## start DATASET EXTRACT
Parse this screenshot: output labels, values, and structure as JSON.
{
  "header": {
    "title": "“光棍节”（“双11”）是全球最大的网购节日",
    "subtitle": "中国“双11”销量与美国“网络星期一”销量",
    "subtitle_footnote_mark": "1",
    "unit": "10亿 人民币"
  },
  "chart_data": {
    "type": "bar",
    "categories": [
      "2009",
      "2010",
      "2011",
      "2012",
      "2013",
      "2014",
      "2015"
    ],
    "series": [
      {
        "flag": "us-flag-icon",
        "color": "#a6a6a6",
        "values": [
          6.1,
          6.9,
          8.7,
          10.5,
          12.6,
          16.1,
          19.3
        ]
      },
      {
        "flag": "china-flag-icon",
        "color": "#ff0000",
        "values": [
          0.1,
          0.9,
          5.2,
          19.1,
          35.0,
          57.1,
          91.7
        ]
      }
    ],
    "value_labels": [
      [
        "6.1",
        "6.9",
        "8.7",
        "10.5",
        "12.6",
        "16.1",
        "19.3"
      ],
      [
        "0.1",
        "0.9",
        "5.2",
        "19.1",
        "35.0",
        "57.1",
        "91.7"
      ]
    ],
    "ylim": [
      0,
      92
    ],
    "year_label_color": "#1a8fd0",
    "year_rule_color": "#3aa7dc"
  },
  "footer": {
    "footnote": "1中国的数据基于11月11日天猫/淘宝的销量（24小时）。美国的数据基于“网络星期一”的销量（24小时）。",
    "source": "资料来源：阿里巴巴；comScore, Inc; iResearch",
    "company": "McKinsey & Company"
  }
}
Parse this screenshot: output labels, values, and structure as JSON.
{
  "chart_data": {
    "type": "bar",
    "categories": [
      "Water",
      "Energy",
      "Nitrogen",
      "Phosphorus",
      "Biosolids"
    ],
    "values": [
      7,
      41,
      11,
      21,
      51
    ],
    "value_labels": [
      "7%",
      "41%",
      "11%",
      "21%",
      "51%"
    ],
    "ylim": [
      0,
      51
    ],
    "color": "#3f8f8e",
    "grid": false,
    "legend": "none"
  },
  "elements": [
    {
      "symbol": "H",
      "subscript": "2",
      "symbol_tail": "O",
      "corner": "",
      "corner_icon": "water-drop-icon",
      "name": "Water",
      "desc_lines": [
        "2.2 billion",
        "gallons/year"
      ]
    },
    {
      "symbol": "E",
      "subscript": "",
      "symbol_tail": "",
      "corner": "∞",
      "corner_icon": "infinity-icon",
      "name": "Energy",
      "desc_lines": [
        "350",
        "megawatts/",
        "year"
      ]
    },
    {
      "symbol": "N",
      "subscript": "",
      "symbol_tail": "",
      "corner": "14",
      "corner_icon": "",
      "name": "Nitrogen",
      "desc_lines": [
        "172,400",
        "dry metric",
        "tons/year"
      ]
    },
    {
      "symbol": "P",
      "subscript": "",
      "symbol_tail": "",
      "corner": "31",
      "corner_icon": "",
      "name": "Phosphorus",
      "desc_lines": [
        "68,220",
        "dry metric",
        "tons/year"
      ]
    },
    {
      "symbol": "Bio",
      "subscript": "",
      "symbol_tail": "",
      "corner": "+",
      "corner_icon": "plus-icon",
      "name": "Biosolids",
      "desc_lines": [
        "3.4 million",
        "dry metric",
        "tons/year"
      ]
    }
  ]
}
## end DATASET EXTRACT
## start DATASET EXTRACT
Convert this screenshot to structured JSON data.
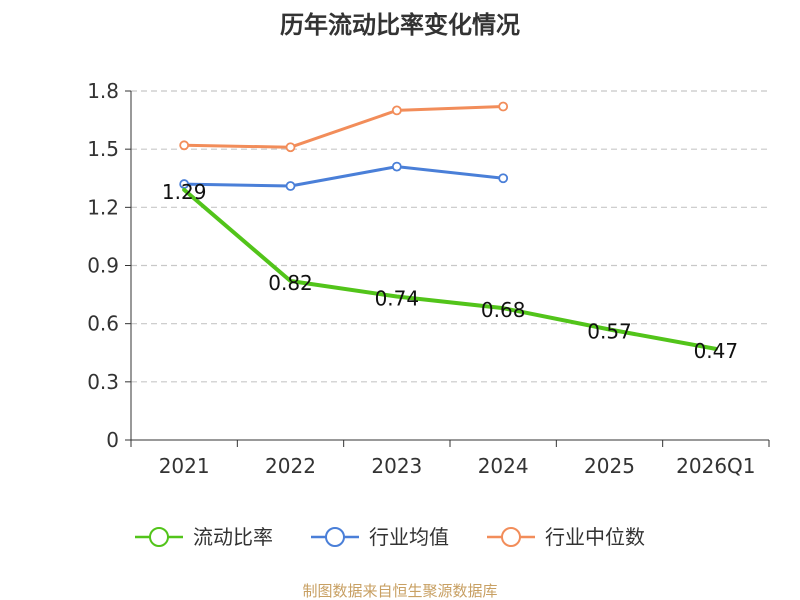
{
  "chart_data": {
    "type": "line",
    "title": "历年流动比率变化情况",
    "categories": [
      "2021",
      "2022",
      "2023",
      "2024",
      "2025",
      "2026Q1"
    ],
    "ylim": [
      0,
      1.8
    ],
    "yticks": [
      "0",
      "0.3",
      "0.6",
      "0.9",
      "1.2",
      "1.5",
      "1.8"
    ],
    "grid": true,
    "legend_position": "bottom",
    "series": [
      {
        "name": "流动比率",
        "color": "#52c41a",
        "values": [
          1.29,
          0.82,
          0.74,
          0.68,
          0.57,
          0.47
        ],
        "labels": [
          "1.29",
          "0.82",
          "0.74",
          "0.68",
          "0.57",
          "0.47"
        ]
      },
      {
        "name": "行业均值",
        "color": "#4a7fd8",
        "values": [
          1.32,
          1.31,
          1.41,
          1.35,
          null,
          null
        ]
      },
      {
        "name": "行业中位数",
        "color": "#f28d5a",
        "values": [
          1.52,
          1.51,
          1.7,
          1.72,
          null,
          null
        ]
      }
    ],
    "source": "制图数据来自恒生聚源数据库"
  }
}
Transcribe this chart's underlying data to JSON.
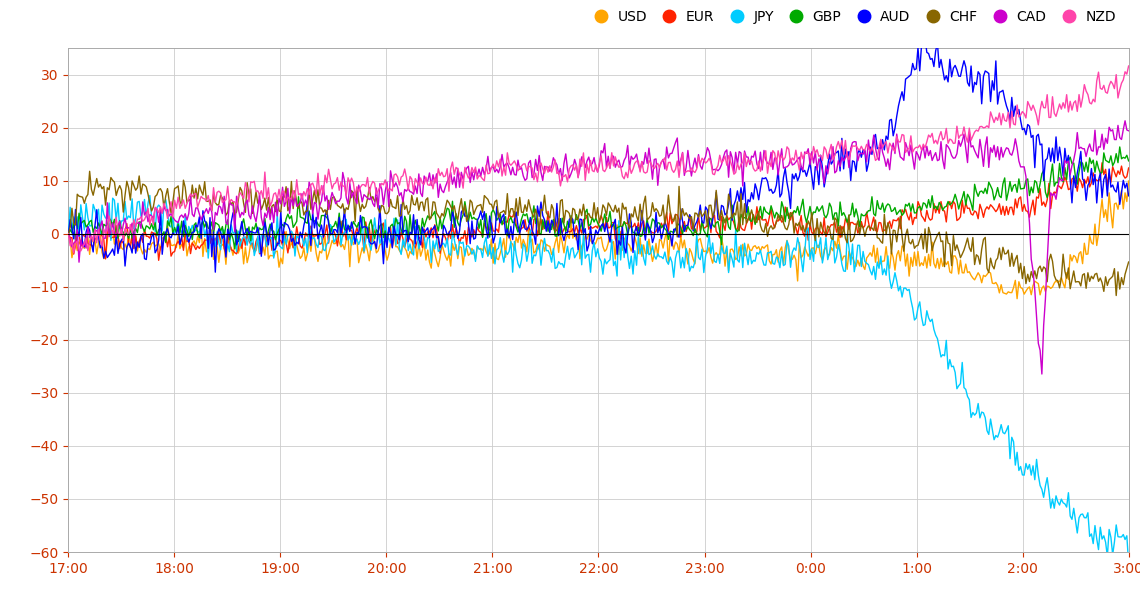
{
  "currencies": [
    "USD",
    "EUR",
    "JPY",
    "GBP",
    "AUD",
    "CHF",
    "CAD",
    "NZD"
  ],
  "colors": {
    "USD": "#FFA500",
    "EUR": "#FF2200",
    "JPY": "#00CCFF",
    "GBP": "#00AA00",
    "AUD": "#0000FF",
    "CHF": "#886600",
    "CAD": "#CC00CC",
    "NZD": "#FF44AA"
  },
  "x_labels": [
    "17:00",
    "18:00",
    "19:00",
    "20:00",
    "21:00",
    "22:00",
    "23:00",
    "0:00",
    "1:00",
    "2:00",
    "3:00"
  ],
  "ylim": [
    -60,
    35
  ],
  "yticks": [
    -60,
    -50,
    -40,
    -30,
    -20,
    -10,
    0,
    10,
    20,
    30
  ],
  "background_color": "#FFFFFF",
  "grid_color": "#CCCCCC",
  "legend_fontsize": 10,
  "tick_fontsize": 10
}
## end DATASET EXTRACT
## start DATASET EXTRACT
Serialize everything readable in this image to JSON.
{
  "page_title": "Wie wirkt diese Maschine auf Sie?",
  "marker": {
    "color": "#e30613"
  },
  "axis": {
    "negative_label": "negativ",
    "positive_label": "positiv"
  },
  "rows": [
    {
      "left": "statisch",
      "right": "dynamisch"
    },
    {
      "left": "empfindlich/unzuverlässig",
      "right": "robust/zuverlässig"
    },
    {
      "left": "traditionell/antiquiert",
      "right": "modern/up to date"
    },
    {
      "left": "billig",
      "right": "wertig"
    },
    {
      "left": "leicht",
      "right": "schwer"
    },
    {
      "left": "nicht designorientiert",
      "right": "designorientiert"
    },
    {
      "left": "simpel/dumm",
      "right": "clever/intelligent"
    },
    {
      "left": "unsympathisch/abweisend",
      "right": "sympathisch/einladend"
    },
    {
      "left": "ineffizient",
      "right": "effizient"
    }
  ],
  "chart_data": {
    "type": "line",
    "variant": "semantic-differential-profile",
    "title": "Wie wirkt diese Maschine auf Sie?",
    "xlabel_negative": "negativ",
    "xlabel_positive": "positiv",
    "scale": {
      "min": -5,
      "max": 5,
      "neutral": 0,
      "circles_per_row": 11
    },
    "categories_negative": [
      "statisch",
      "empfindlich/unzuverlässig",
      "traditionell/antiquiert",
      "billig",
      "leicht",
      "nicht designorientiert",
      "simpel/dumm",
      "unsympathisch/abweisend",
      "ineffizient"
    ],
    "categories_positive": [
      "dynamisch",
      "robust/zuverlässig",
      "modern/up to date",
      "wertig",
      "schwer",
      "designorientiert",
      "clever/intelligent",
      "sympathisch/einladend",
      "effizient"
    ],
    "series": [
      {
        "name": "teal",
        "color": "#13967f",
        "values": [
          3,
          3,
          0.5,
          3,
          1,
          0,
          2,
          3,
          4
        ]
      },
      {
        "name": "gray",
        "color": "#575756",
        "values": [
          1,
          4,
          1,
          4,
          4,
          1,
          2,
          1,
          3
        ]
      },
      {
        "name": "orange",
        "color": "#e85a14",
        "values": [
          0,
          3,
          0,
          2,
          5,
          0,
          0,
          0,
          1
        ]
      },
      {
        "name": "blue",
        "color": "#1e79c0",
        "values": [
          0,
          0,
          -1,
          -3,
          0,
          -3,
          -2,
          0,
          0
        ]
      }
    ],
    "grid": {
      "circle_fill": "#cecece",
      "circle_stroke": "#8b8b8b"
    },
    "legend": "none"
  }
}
## end DATASET EXTRACT
**WHAT YOU HAVE TO DO**
Go through the material above and copy each line that has the word "right".

**EXPECTED OUTPUT**
      "right": "dynamisch"
      "right": "robust/zuverlässig"
      "right": "modern/up to date"
      "right": "wertig"
      "right": "schwer"
      "right": "designorientiert"
      "right": "clever/intelligent"
      "right": "sympathisch/einladend"
      "right": "effizient"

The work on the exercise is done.